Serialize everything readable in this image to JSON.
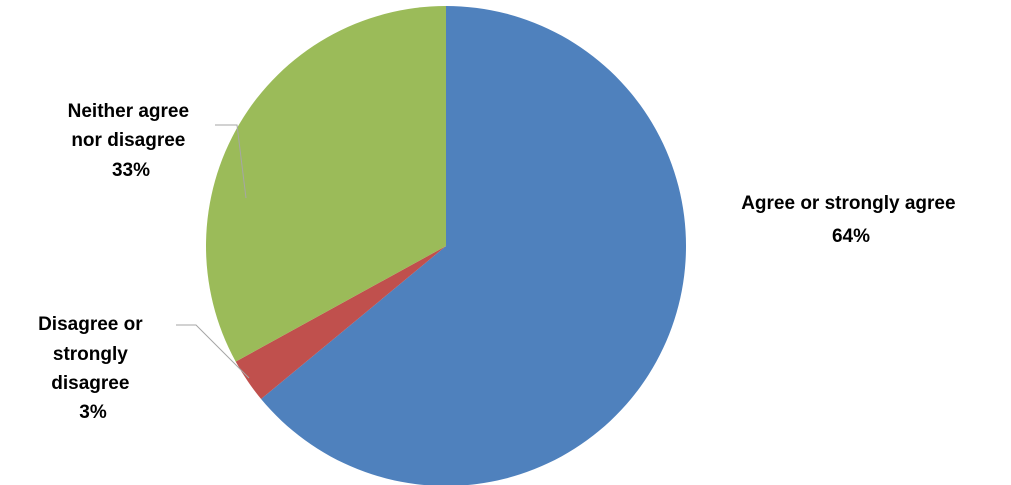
{
  "chart_data": {
    "type": "pie",
    "slices": [
      {
        "name": "Agree or strongly agree",
        "label_lines": [
          "Agree or strongly agree",
          "64%"
        ],
        "value": 64,
        "color": "#4f81bd"
      },
      {
        "name": "Disagree or strongly disagree",
        "label_lines": [
          "Disagree or",
          "strongly",
          "disagree",
          "3%"
        ],
        "value": 3,
        "color": "#c0504d"
      },
      {
        "name": "Neither agree nor disagree",
        "label_lines": [
          "Neither agree",
          "nor disagree",
          "33%"
        ],
        "value": 33,
        "color": "#9bbb59"
      }
    ],
    "start_angle": "12 o'clock",
    "direction": "clockwise",
    "legend": "none"
  }
}
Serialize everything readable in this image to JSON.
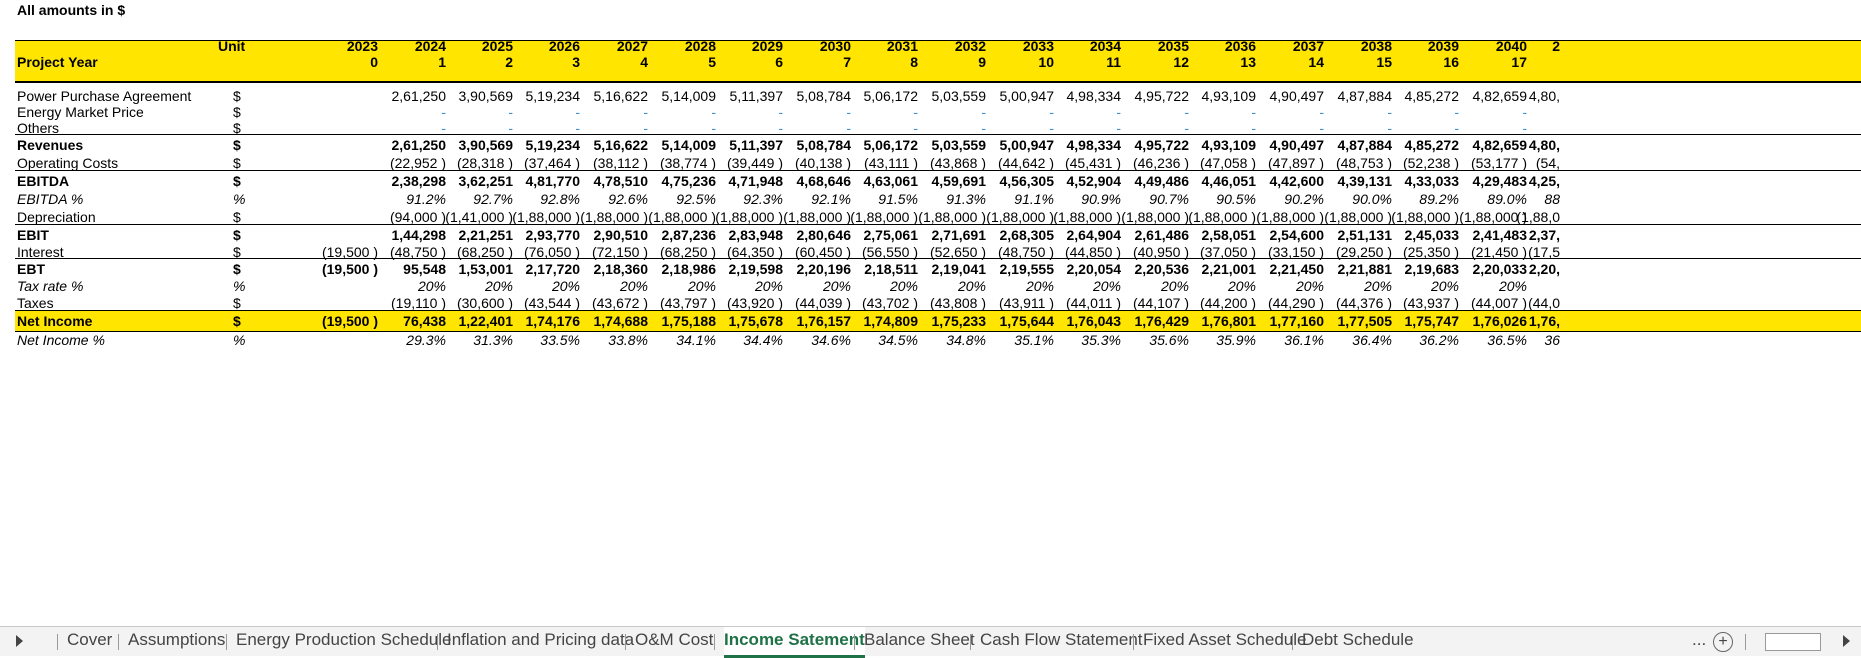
{
  "top_label": "All amounts in $",
  "header": {
    "unit_label": "Unit",
    "project_year_label": "Project Year",
    "years": [
      "2023",
      "2024",
      "2025",
      "2026",
      "2027",
      "2028",
      "2029",
      "2030",
      "2031",
      "2032",
      "2033",
      "2034",
      "2035",
      "2036",
      "2037",
      "2038",
      "2039",
      "2040",
      "2"
    ],
    "project_years": [
      "0",
      "1",
      "2",
      "3",
      "4",
      "5",
      "6",
      "7",
      "8",
      "9",
      "10",
      "11",
      "12",
      "13",
      "14",
      "15",
      "16",
      "17",
      ""
    ]
  },
  "rows": [
    {
      "label": "Power Purchase Agreement",
      "unit": "$",
      "values": [
        "",
        "2,61,250",
        "3,90,569",
        "5,19,234",
        "5,16,622",
        "5,14,009",
        "5,11,397",
        "5,08,784",
        "5,06,172",
        "5,03,559",
        "5,00,947",
        "4,98,334",
        "4,95,722",
        "4,93,109",
        "4,90,497",
        "4,87,884",
        "4,85,272",
        "4,82,659",
        "4,80,"
      ]
    },
    {
      "label": "Energy Market Price",
      "unit": "$",
      "values": [
        "",
        "-",
        "-",
        "-",
        "-",
        "-",
        "-",
        "-",
        "-",
        "-",
        "-",
        "-",
        "-",
        "-",
        "-",
        "-",
        "-",
        "-",
        ""
      ]
    },
    {
      "label": "Others",
      "unit": "$",
      "values": [
        "",
        "-",
        "-",
        "-",
        "-",
        "-",
        "-",
        "-",
        "-",
        "-",
        "-",
        "-",
        "-",
        "-",
        "-",
        "-",
        "-",
        "-",
        ""
      ]
    },
    {
      "label": "Revenues",
      "unit": "$",
      "values": [
        "",
        "2,61,250",
        "3,90,569",
        "5,19,234",
        "5,16,622",
        "5,14,009",
        "5,11,397",
        "5,08,784",
        "5,06,172",
        "5,03,559",
        "5,00,947",
        "4,98,334",
        "4,95,722",
        "4,93,109",
        "4,90,497",
        "4,87,884",
        "4,85,272",
        "4,82,659",
        "4,80,"
      ]
    },
    {
      "label": "Operating Costs",
      "unit": "$",
      "values": [
        "",
        "(22,952 )",
        "(28,318 )",
        "(37,464 )",
        "(38,112 )",
        "(38,774 )",
        "(39,449 )",
        "(40,138 )",
        "(43,111 )",
        "(43,868 )",
        "(44,642 )",
        "(45,431 )",
        "(46,236 )",
        "(47,058 )",
        "(47,897 )",
        "(48,753 )",
        "(52,238 )",
        "(53,177 )",
        "(54,"
      ]
    },
    {
      "label": "EBITDA",
      "unit": "$",
      "values": [
        "",
        "2,38,298",
        "3,62,251",
        "4,81,770",
        "4,78,510",
        "4,75,236",
        "4,71,948",
        "4,68,646",
        "4,63,061",
        "4,59,691",
        "4,56,305",
        "4,52,904",
        "4,49,486",
        "4,46,051",
        "4,42,600",
        "4,39,131",
        "4,33,033",
        "4,29,483",
        "4,25,"
      ]
    },
    {
      "label": "EBITDA %",
      "unit": "%",
      "values": [
        "",
        "91.2%",
        "92.7%",
        "92.8%",
        "92.6%",
        "92.5%",
        "92.3%",
        "92.1%",
        "91.5%",
        "91.3%",
        "91.1%",
        "90.9%",
        "90.7%",
        "90.5%",
        "90.2%",
        "90.0%",
        "89.2%",
        "89.0%",
        "88"
      ]
    },
    {
      "label": "Depreciation",
      "unit": "$",
      "values": [
        "",
        "(94,000 )",
        "(1,41,000 )",
        "(1,88,000 )",
        "(1,88,000 )",
        "(1,88,000 )",
        "(1,88,000 )",
        "(1,88,000 )",
        "(1,88,000 )",
        "(1,88,000 )",
        "(1,88,000 )",
        "(1,88,000 )",
        "(1,88,000 )",
        "(1,88,000 )",
        "(1,88,000 )",
        "(1,88,000 )",
        "(1,88,000 )",
        "(1,88,000 )",
        "(1,88,0"
      ]
    },
    {
      "label": "EBIT",
      "unit": "$",
      "values": [
        "",
        "1,44,298",
        "2,21,251",
        "2,93,770",
        "2,90,510",
        "2,87,236",
        "2,83,948",
        "2,80,646",
        "2,75,061",
        "2,71,691",
        "2,68,305",
        "2,64,904",
        "2,61,486",
        "2,58,051",
        "2,54,600",
        "2,51,131",
        "2,45,033",
        "2,41,483",
        "2,37,"
      ]
    },
    {
      "label": "Interest",
      "unit": "$",
      "values": [
        "(19,500 )",
        "(48,750 )",
        "(68,250 )",
        "(76,050 )",
        "(72,150 )",
        "(68,250 )",
        "(64,350 )",
        "(60,450 )",
        "(56,550 )",
        "(52,650 )",
        "(48,750 )",
        "(44,850 )",
        "(40,950 )",
        "(37,050 )",
        "(33,150 )",
        "(29,250 )",
        "(25,350 )",
        "(21,450 )",
        "(17,5"
      ]
    },
    {
      "label": "EBT",
      "unit": "$",
      "values": [
        "(19,500 )",
        "95,548",
        "1,53,001",
        "2,17,720",
        "2,18,360",
        "2,18,986",
        "2,19,598",
        "2,20,196",
        "2,18,511",
        "2,19,041",
        "2,19,555",
        "2,20,054",
        "2,20,536",
        "2,21,001",
        "2,21,450",
        "2,21,881",
        "2,19,683",
        "2,20,033",
        "2,20,"
      ]
    },
    {
      "label": "Tax rate %",
      "unit": "%",
      "values": [
        "",
        "20%",
        "20%",
        "20%",
        "20%",
        "20%",
        "20%",
        "20%",
        "20%",
        "20%",
        "20%",
        "20%",
        "20%",
        "20%",
        "20%",
        "20%",
        "20%",
        "20%",
        ""
      ]
    },
    {
      "label": "Taxes",
      "unit": "$",
      "values": [
        "",
        "(19,110 )",
        "(30,600 )",
        "(43,544 )",
        "(43,672 )",
        "(43,797 )",
        "(43,920 )",
        "(44,039 )",
        "(43,702 )",
        "(43,808 )",
        "(43,911 )",
        "(44,011 )",
        "(44,107 )",
        "(44,200 )",
        "(44,290 )",
        "(44,376 )",
        "(43,937 )",
        "(44,007 )",
        "(44,0"
      ]
    },
    {
      "label": "Net Income",
      "unit": "$",
      "values": [
        "(19,500 )",
        "76,438",
        "1,22,401",
        "1,74,176",
        "1,74,688",
        "1,75,188",
        "1,75,678",
        "1,76,157",
        "1,74,809",
        "1,75,233",
        "1,75,644",
        "1,76,043",
        "1,76,429",
        "1,76,801",
        "1,77,160",
        "1,77,505",
        "1,75,747",
        "1,76,026",
        "1,76,"
      ]
    },
    {
      "label": "Net Income %",
      "unit": "%",
      "values": [
        "",
        "29.3%",
        "31.3%",
        "33.5%",
        "33.8%",
        "34.1%",
        "34.4%",
        "34.6%",
        "34.5%",
        "34.8%",
        "35.1%",
        "35.3%",
        "35.6%",
        "35.9%",
        "36.1%",
        "36.4%",
        "36.2%",
        "36.5%",
        "36"
      ]
    }
  ],
  "tabs": [
    {
      "label": "Cover",
      "active": false
    },
    {
      "label": "Assumptions",
      "active": false
    },
    {
      "label": "Energy Production Schedule",
      "active": false
    },
    {
      "label": "Inflation and Pricing data",
      "active": false
    },
    {
      "label": "O&M Cost",
      "active": false
    },
    {
      "label": "Income Satement",
      "active": true
    },
    {
      "label": "Balance Sheet",
      "active": false
    },
    {
      "label": "Cash Flow Statement",
      "active": false
    },
    {
      "label": "Fixed Asset Schedule",
      "active": false
    },
    {
      "label": "Debt Schedule",
      "active": false
    }
  ],
  "tab_overflow": "...",
  "colors": {
    "header_fill": "#ffe500",
    "active_tab": "#1f7246",
    "dash": "#3a8fd0"
  }
}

Written instruction: Show every line from the entries above in which "Income" appears.

Correct response:
      "label": "Net Income",
      "label": "Net Income %",
      "label": "Income Satement",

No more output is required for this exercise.